* **Cosa farai**
1/ Elenca, senza ripetizioni, tutte le espressioni del brano sul comodato che cominciano con le parole "a titolo".
2/ Riprendi il brano sul comodato e proseguilo a partire dalla sua ultima frase.

* **Testo fornito**
· · ·

Animata da queste deduzioni una certa corrente dottrinale (GABRIELLI, CIPRIANI) è arrivata a sostenere l’esclusione dell’ammissibilità dell’assegnazione della casa detenuta a titolo di comodato per impossibilità di diritto, in quanto l’essenzialità dell’intuitus personae che connota l’agire liberale è dimostrata nel caso di specie dalla circostanza che nemmeno la successione per causa di morte a titolo universale ha per oggetto i diritti personali costituiti per spirito di liberalità o addirittura, più ampiamente, a titolo gratuito: la legge esclude espressamente la successione proprio in materia di comodato ai sensi dell’art 1811 c.c. Logiche conclusione di tali spunti sono l’inammissibilità dell’assegnazione della casa familiare nel caso di detenzione dell’immobile a titolo di comodato.

· · ·

[Voci memorizzate]
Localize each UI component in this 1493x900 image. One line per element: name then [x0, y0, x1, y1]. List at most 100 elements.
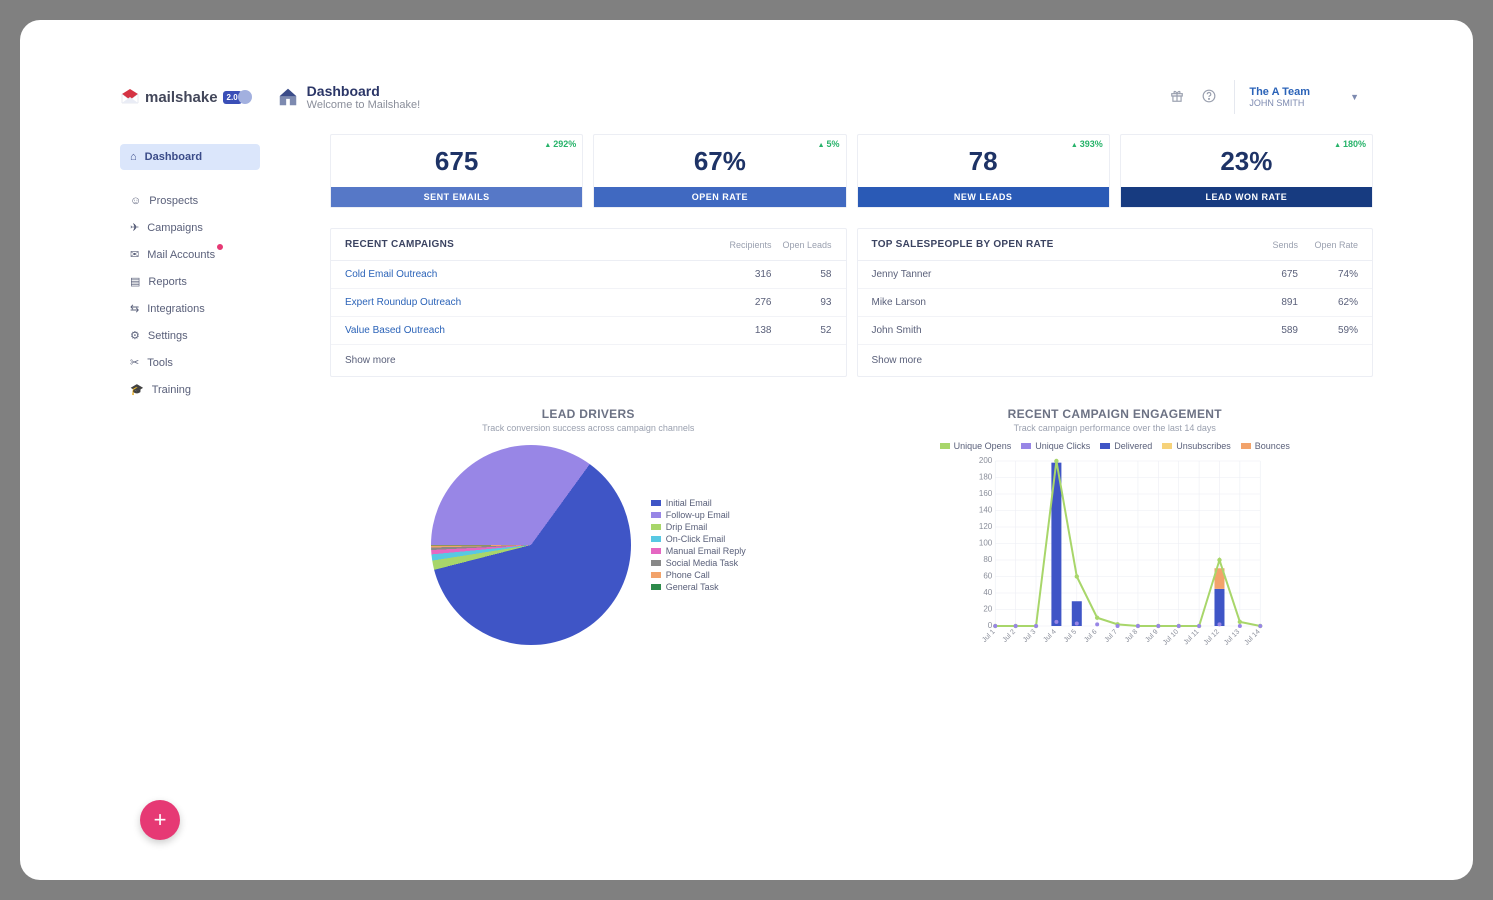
svg-text:Jul 4: Jul 4	[1042, 628, 1057, 643]
pie-legend: Initial Email Follow-up Email Drip Email…	[651, 496, 746, 594]
svg-text:200: 200	[978, 456, 992, 465]
show-more-link[interactable]: Show more	[331, 345, 846, 376]
table-title: TOP SALESPEOPLE BY OPEN RATE	[872, 239, 1239, 250]
col-open-rate: Open Rate	[1298, 240, 1358, 250]
swatch-icon	[1021, 443, 1031, 449]
nav-label: Campaigns	[147, 222, 203, 234]
report-icon: ▤	[130, 275, 140, 288]
kpi-delta: 292%	[544, 139, 576, 149]
swatch-icon	[651, 572, 661, 578]
svg-text:100: 100	[978, 539, 992, 548]
legend-label: Delivered	[1114, 441, 1152, 451]
kpi-label: LEAD WON RATE	[1121, 187, 1372, 207]
brand-logo[interactable]: mailshake 2.0	[120, 89, 252, 106]
body: ⌂ Dashboard ☺ Prospects ✈ Campaigns ✉ Ma…	[120, 124, 1373, 666]
col-open-leads: Open Leads	[772, 240, 832, 250]
nav-mail-accounts[interactable]: ✉ Mail Accounts	[120, 241, 260, 268]
chevron-down-icon: ▼	[1350, 92, 1359, 102]
nav-dashboard[interactable]: ⌂ Dashboard	[120, 144, 260, 170]
legend-label: Bounces	[1255, 441, 1290, 451]
user-name: JOHN SMITH	[1249, 98, 1310, 108]
campaign-link[interactable]: Expert Roundup Outreach	[345, 297, 712, 308]
svg-text:20: 20	[983, 605, 992, 614]
kpi-lead-won-rate[interactable]: 180% 23% LEAD WON RATE	[1120, 134, 1373, 208]
svg-text:Jul 3: Jul 3	[1022, 628, 1037, 643]
send-icon: ✈	[130, 221, 139, 234]
main-content: 292% 675 SENT EMAILS 5% 67% OPEN RATE 39…	[260, 124, 1373, 666]
swatch-icon	[1241, 443, 1251, 449]
cell: 62%	[1298, 297, 1358, 308]
recent-campaigns-card: RECENT CAMPAIGNS Recipients Open Leads C…	[330, 228, 847, 377]
col-sends: Sends	[1238, 240, 1298, 250]
swatch-icon	[651, 536, 661, 542]
nav-settings[interactable]: ⚙ Settings	[120, 322, 260, 349]
kpi-open-rate[interactable]: 5% 67% OPEN RATE	[593, 134, 846, 208]
cell: 276	[712, 297, 772, 308]
gear-icon: ⚙	[130, 329, 140, 342]
table-header: RECENT CAMPAIGNS Recipients Open Leads	[331, 229, 846, 261]
fab-add-button[interactable]: +	[140, 800, 180, 840]
nav-label: Mail Accounts	[147, 249, 215, 261]
nav-label: Training	[152, 384, 191, 396]
cell: 138	[712, 325, 772, 336]
mailshake-logo-icon	[120, 89, 140, 105]
chart-title: LEAD DRIVERS	[542, 407, 635, 421]
campaign-link[interactable]: Value Based Outreach	[345, 325, 712, 336]
table-row: John Smith 589 59%	[858, 317, 1373, 345]
nav-prospects[interactable]: ☺ Prospects	[120, 188, 260, 214]
kpi-new-leads[interactable]: 393% 78 NEW LEADS	[857, 134, 1110, 208]
topbar-left: mailshake 2.0 Dashboard Welcome to Mails…	[120, 83, 420, 111]
svg-text:Jul 7: Jul 7	[1103, 628, 1118, 643]
campaign-link[interactable]: Cold Email Outreach	[345, 269, 712, 280]
svg-text:Jul 1: Jul 1	[981, 628, 996, 643]
svg-text:120: 120	[978, 522, 992, 531]
svg-text:Jul 14: Jul 14	[1243, 628, 1261, 646]
link-icon: ⇆	[130, 302, 139, 315]
brand-bubble-icon	[238, 90, 252, 104]
table-row: Cold Email Outreach 316 58	[331, 261, 846, 289]
table-row: Mike Larson 891 62%	[858, 289, 1373, 317]
table-row: Value Based Outreach 138 52	[331, 317, 846, 345]
table-title: RECENT CAMPAIGNS	[345, 239, 712, 250]
chart-subtitle: Track campaign performance over the last…	[1014, 423, 1216, 433]
legend-label: Phone Call	[666, 570, 710, 580]
nav-campaigns[interactable]: ✈ Campaigns	[120, 214, 260, 241]
team-name: The A Team	[1249, 86, 1310, 98]
tables-row: RECENT CAMPAIGNS Recipients Open Leads C…	[330, 228, 1373, 377]
svg-text:Jul 9: Jul 9	[1144, 628, 1159, 643]
home-icon: ⌂	[130, 151, 137, 163]
nav-integrations[interactable]: ⇆ Integrations	[120, 295, 260, 322]
svg-text:Jul 8: Jul 8	[1123, 628, 1138, 643]
kpi-sent-emails[interactable]: 292% 675 SENT EMAILS	[330, 134, 583, 208]
kpi-label: NEW LEADS	[858, 187, 1109, 207]
swatch-icon	[651, 548, 661, 554]
help-icon[interactable]	[1202, 89, 1216, 106]
kpi-label: OPEN RATE	[594, 187, 845, 207]
nav-training[interactable]: 🎓 Training	[120, 376, 260, 403]
chart-subtitle: Track conversion success across campaign…	[482, 423, 694, 433]
account-switcher[interactable]: The A Team JOHN SMITH ▼	[1234, 80, 1373, 114]
kpi-delta: 180%	[1334, 139, 1366, 149]
home-icon	[277, 86, 299, 108]
page-subtitle: Welcome to Mailshake!	[307, 99, 421, 111]
svg-text:160: 160	[978, 489, 992, 498]
swatch-icon	[940, 443, 950, 449]
swatch-icon	[651, 584, 661, 590]
mail-icon: ✉	[130, 248, 139, 261]
nav-label: Reports	[148, 276, 187, 288]
legend-label: Manual Email Reply	[666, 546, 746, 556]
topbar: mailshake 2.0 Dashboard Welcome to Mails…	[120, 80, 1373, 124]
swatch-icon	[651, 560, 661, 566]
person-name: Mike Larson	[872, 297, 1239, 308]
cell: 58	[772, 269, 832, 280]
legend-label: General Task	[666, 582, 719, 592]
nav-tools[interactable]: ✂ Tools	[120, 349, 260, 376]
nav-reports[interactable]: ▤ Reports	[120, 268, 260, 295]
svg-text:Jul 13: Jul 13	[1223, 628, 1241, 646]
gift-icon[interactable]	[1170, 89, 1184, 106]
kpi-value: 67%	[594, 135, 845, 187]
topbar-right: The A Team JOHN SMITH ▼	[1170, 80, 1373, 114]
show-more-link[interactable]: Show more	[858, 345, 1373, 376]
cell: 52	[772, 325, 832, 336]
cell: 589	[1238, 325, 1298, 336]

· · ·

* **Soluzioni**
1/
a titolo di comodato
a titolo universale
a titolo gratuito

2/
Nonostante tali elementi dottrinali la giurisprudenza post-sentanza S.U. 13.603/04 si è uniformata ai principi dettati proprio in tale decisione, fatto salvo per occasionali interventi nei quali si è sostenuto che “Laddove vi sia “comodato precario”, ai fini dei diritti esercitabili dal comodante, non assume rilievo la circostanza che l’immobile sia stato adibito ad uso familiare e sia stato assegnato, in sede di separazione personale all’affidatario dei figli.” (Cass. n. 15.986 del 7/07/2010).
Per quanto riguarda l’opponibilità ai terzi del provvedimento di assegnazione della casa concessa al coniuge affidatario dei figli l’art. 337-sexies, comma 1, c.c., dispone che “il provvedimento di assegnazione e quello di revoca sono trascrivibili ed opponibili ai terzi ai sensi dell’art. 2643 c.c.”, superando un vuoto normativo che aveva dato adito alla risoluzione della problematica per mezzo di elaborazioni giurisprudenziali. Sul coniuge assegnatario grava un onere di trascrizione del provvedimento giudiziale. In caso di conflitto tra più aventi causa sul medesimo immobile si applica la regola del prior in tempore potior in jure.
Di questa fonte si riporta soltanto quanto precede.